::: Текст для чтения
Решение этого вопроса следует искать в следующем. Не отрицая возможности и законности таких действий и высказываний защитника, которые в интересах его подзащитного направлены против другого подсудимого, следует возражать против того, чтобы эти действия приобретали характер прямого обвинения этого второго подсудимого. Адвокат, защищая своего подзащитного, может приводить против другого подсудимого только такие доводы, которые основаны на бесспорных фактах и обстоятельствах, которые объективно подтверждены. Именно в подобных случаях особо важна принципиальность защитника — следование принципам и задачам защиты, как функции государственного значения, а не стремление во что бы то ни стало выгородить своего подзащитного, хотя бы и ценою неосновательного обвинения другого подсудимого. При таком подходе между защитниками, защищающими подсудимых с противоречивыми интересами, хотя и могут возникнуть противоречия в оценке тех или иных фактов и доказательств, но в полной мере сохранится единство принципиальной позиции, единство методов и задач защиты. А от этого только выиграет право.

3аканчивая рассмотрение вопросов этического порядка, хотелось бы сделать еще одно, может быть случайное замечание. Среди адвокатов до сих пор некоторые пользуются традиционными выражениями «выиграть дело», «проиграть дело». Адвокат выиграл дело — это значит он добился оправдания подсудимого или по крайней мере мягкого приговора; адвокат проиграл дело — это значит суд согласился с прокурором и отверг доводы адвоката. Конечно, можно не придавать серьезного значения этим выражениям, рассматривать их как привычные обороты речи. Но, к сожалению, приходится признать, что иногда в этом сказывается нечто большее, именно неправильное понимание обязанностей и задач защитника на суде. От того или иного исхода судебного дела выигрывает и проигрывает не защитник или прокурор, а правосудие, в интересах которого правильное, справедливое разрешение дела и которому наносит серьезный ущерб каждая судебная ошибка. Поэтому есть все основания требовать, чтобы принципиальность советской защиты исключала всякие непринципиальные, обывательские характеристики результатов судебного процесса, к тому же иногда напоминающие жаргон.
::::::
::: Исходный листинг
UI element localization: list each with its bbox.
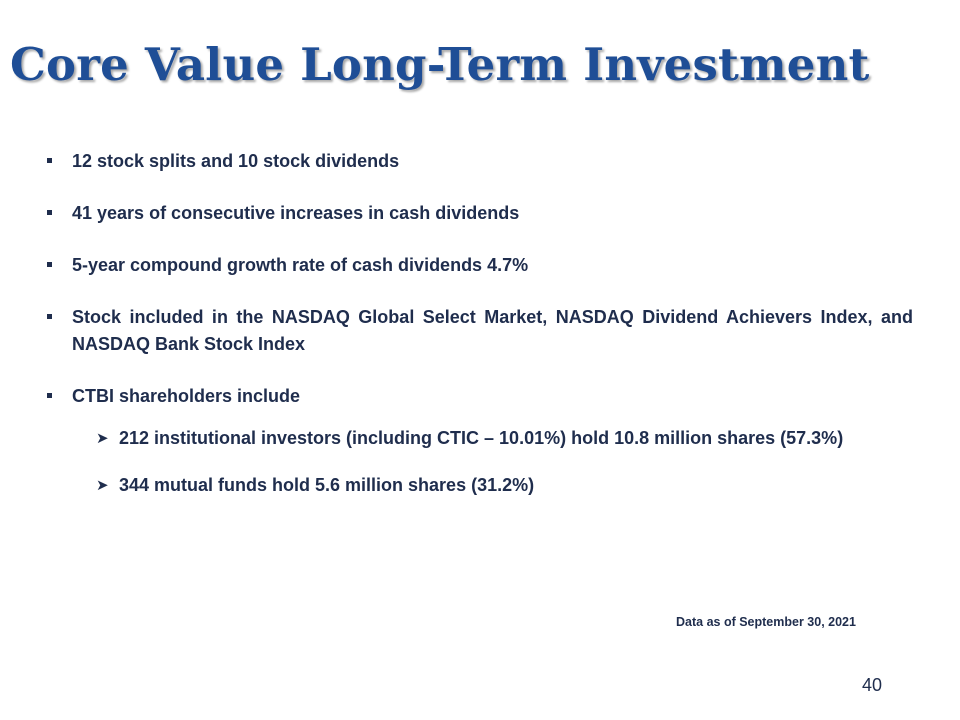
::::::
::: Исходный листинг
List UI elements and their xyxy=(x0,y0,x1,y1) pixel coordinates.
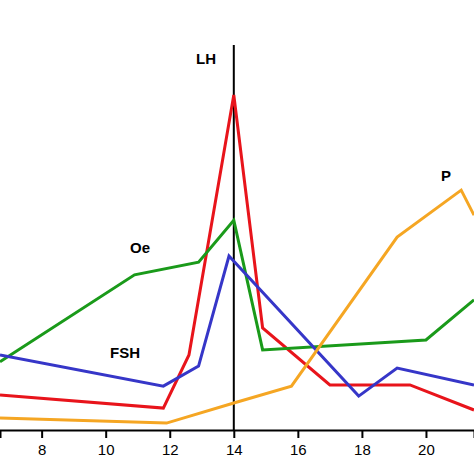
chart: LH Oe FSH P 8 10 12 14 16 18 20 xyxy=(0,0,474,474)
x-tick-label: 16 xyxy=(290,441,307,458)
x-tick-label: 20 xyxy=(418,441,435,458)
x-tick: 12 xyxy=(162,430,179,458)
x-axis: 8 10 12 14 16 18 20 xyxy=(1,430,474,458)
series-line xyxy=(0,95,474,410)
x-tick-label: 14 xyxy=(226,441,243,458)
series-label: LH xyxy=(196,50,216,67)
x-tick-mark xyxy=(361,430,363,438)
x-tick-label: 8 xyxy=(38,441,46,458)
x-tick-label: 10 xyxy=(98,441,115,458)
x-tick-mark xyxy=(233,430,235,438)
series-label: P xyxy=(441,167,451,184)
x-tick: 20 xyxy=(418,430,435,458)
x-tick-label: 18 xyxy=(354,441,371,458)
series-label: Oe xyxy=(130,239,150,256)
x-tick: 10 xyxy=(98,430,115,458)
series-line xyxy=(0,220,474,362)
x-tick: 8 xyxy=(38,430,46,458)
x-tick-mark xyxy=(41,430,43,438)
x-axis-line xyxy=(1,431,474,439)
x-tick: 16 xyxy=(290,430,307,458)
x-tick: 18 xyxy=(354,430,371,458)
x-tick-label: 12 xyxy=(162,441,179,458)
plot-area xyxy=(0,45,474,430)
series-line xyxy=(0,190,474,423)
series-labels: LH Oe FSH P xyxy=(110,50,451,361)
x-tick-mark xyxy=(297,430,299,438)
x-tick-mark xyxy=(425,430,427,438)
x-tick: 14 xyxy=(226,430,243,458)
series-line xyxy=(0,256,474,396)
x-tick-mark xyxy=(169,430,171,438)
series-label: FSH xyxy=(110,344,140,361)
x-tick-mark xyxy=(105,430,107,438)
::::::
Задача
Продолжите текст об этике адвоката-защитника с того места, где он обрывается.

Результат
VI

Процессуальной основой для применения защитником всех законных способов защиты является презумпция невиновности. Именно презумпция невиновности представляет собой руководящий принцип для суда и сторон я дает защитнику в руки сильное оружие защиты, парализовать действие которого противная сторона — обвинитель — может только такими доказательствами и аргументами, которые устраняют всякие сомнения в виновности подсудимого.

Презумпция невиновности заключается в следующем положении: всякий обвиняемый считается невиновным, пока его виновность не будет доказана в установленном законом порядке. Это положение при поверхностном и беглом ознакомлении с ним может вызвать недоумение: как же обвиняемый может считаться невиновным, когда он привлечен к уголовной ответственности именно потому, что есть серьезные и веские основания предполагать его виновность в совершении преступления? Разъясняется это следующим образом. Конечно, если следователь привлекает данное лицо к уголовной ответственности и, закончив следствие, направляет дело с обвинительным заключением на предание суду, а прокурор утверждает обвинительное заключение и поддерживает на суде обвинение, очевидно, они усматривают достаточные основания для того, чтобы считать обвиняемого виновным. Но это — их точка зрения, их мнение, ни для кого еще не являющееся обязательным. Прокурор считает подсудимого виновным и поддерживает против него обвинение, но это ни в коей мере не решает дело и не предрешает вывода о виновности подсудимого. Прокурор должен доказать это на суде и подсудимый будет признан виновным только в том случае, если его виновность будет доказана с несомненностью, будет установлена с полной достоверностью. А пока этого еще нет — обвиняемый считается невиновным, хотя бы обвинитель был уверен в обратном.

Из этого положения вытекает правило: недоказанная виновность равнозначна и равносильна доказанной невиновности. Если не доказано, что обвиняемый виновен, значит доказано, что он невиновен.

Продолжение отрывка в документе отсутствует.